Obese + Smoke + Drink + Club + Lack of sleep = Death

Oh well, I did what I should since I try to convince him to change his lifestyle, but he still prefer the way he is now. I'm sure to say, no girl will ever like a short, fat, oily, smoke, drunk, dirty guy like him. Oh yeah, not to mention that he is so desperate to get laid trying hard to impress girls around him all the time. Loser.

I'm Off The Hook!

If you did notice it, I haven't been quite happy playing in this band with a moron inside of it. He claimed himself as the co-band leader and it really get on my nerves. Beside the fact that he is the co-founder of the band, he have no quality of being a co-band leader. Well I did not quit the band because of this reason, the main reason behind all these drama is that this fatso is getting on my nerves for quite some time.

He can't write some normal music, every notes and riff by him must be Steve Vai or Yngwie Malmsteen thing going on, it's getting on nerves real bad. Do you know why Steve and Malmsteen never had a band? Because they can't cope up with anyone in the band and they tend to control everything the way it is. Therefore, they are soloist. This fatso is a soloist in the band.

When we are late for jamming once in awhile, he will start questioning why. But most of the time when he is late for practice or not attending the practice at all, the reason that he gave is "Oh Man, Don't Mention About It" you know why? Because that fatso hungover or overslept forgotten about the practice. Bare in mind, it's not the 1st time or 2nd time, it has been going on for months. Do he feel sorry for us? No, never.

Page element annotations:
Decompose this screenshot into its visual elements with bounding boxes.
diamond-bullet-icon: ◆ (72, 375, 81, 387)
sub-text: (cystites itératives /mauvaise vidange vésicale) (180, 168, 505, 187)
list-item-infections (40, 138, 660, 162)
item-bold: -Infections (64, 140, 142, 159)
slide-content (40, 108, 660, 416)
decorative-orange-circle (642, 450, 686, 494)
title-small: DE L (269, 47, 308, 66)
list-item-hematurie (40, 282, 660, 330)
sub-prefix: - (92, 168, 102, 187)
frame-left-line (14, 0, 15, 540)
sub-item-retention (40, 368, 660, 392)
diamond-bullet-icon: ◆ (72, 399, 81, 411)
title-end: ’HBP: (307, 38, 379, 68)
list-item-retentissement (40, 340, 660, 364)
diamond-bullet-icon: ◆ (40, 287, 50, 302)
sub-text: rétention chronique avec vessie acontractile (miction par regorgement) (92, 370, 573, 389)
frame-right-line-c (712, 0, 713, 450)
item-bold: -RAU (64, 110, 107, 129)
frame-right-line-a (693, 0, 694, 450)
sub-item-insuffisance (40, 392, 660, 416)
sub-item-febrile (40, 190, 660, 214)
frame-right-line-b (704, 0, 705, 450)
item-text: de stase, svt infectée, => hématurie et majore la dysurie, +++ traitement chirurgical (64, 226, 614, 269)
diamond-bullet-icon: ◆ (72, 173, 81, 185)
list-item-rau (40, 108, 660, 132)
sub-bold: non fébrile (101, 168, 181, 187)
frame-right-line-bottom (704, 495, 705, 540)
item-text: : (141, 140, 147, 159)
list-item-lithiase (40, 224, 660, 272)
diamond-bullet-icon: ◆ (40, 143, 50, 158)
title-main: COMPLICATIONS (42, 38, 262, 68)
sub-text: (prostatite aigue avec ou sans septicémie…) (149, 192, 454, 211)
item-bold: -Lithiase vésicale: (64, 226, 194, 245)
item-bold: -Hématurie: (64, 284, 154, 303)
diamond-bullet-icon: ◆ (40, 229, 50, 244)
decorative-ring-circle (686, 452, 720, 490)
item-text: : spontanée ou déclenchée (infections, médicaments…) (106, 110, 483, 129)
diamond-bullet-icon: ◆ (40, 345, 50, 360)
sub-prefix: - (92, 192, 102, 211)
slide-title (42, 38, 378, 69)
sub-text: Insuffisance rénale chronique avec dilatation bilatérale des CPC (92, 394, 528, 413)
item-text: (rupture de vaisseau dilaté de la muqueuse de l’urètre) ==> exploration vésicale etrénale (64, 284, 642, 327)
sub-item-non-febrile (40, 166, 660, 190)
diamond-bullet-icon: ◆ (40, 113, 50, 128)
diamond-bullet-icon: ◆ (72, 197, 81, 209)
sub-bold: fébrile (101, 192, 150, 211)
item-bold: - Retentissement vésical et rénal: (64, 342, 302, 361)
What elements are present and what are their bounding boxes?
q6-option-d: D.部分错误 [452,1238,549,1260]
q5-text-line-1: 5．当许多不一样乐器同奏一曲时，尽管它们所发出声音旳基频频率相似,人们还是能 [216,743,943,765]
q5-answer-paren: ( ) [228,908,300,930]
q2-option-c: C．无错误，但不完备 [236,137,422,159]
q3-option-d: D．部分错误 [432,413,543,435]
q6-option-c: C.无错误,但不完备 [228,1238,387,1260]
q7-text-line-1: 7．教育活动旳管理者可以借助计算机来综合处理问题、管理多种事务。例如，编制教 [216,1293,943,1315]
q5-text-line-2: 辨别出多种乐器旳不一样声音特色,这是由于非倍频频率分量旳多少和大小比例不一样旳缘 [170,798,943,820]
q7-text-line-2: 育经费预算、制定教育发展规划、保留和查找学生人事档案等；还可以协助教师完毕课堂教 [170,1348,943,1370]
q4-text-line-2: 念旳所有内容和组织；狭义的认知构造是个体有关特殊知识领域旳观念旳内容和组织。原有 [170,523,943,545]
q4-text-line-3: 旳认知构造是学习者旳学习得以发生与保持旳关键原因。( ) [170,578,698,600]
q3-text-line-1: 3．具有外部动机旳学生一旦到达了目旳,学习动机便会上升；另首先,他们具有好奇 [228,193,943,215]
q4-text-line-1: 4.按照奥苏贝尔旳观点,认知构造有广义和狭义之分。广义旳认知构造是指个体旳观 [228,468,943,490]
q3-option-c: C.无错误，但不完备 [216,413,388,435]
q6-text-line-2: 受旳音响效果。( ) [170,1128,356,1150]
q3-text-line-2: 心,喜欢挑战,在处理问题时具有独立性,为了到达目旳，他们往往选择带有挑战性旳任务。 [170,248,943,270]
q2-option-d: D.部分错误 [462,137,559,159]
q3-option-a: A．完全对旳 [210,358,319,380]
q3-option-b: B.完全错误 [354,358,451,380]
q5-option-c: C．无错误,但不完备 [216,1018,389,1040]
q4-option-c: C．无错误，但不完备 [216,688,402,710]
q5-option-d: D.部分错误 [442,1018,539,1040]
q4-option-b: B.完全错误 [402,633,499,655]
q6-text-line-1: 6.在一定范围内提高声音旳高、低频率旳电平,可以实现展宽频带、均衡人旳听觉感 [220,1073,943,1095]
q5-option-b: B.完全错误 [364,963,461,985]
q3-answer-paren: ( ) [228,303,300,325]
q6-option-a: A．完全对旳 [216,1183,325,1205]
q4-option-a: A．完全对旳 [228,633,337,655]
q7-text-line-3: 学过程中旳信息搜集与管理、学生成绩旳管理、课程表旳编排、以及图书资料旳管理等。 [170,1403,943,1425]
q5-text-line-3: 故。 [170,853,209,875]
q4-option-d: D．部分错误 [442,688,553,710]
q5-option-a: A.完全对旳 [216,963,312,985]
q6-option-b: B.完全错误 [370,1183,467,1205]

WRITTEN EXERCISE 1: Decide whether each statement agrees with the post about leaving the band, answering yes or no and quoting the deciding words: (a) The writer quit mainly because the bandmate called himself co-band leader. (b) The bandmate's excuse for missing practice was "Oh Man, Don't Mention About It". (c) The bandmate's lateness has happened only once or twice.
WRITTEN EXERCISE 2: Reproduce the part of the post about leaving the band that starts with "Oh well, I did" and goes on through "quite some time.".

FULL OUTPUT 1:
(a) No: "Well I did not quit the band because of this reason, the main reason behind all these drama is that this fatso is getting on my nerves for quite some time."
(b) Yes: "the reason that he gave is "Oh Man, Don't Mention About It""
(c) No: "it's not the 1st time or 2nd time, it has been going on for months."

FULL OUTPUT 2:
Oh well, I did what I should since I try to convince him to change his lifestyle, but he still prefer the way he is now. I'm sure to say, no girl will ever like a short, fat, oily, smoke, drunk, dirty guy like him. Oh yeah, not to mention that he is so desperate to get laid trying hard to impress girls around him all the time. Loser.

I'm Off The Hook!

If you did notice it, I haven't been quite happy playing in this band with a moron inside of it. He claimed himself as the co-band leader and it really get on my nerves. Beside the fact that he is the co-founder of the band, he have no quality of being a co-band leader. Well I did not quit the band because of this reason, the main reason behind all these drama is that this fatso is getting on my nerves for quite some time.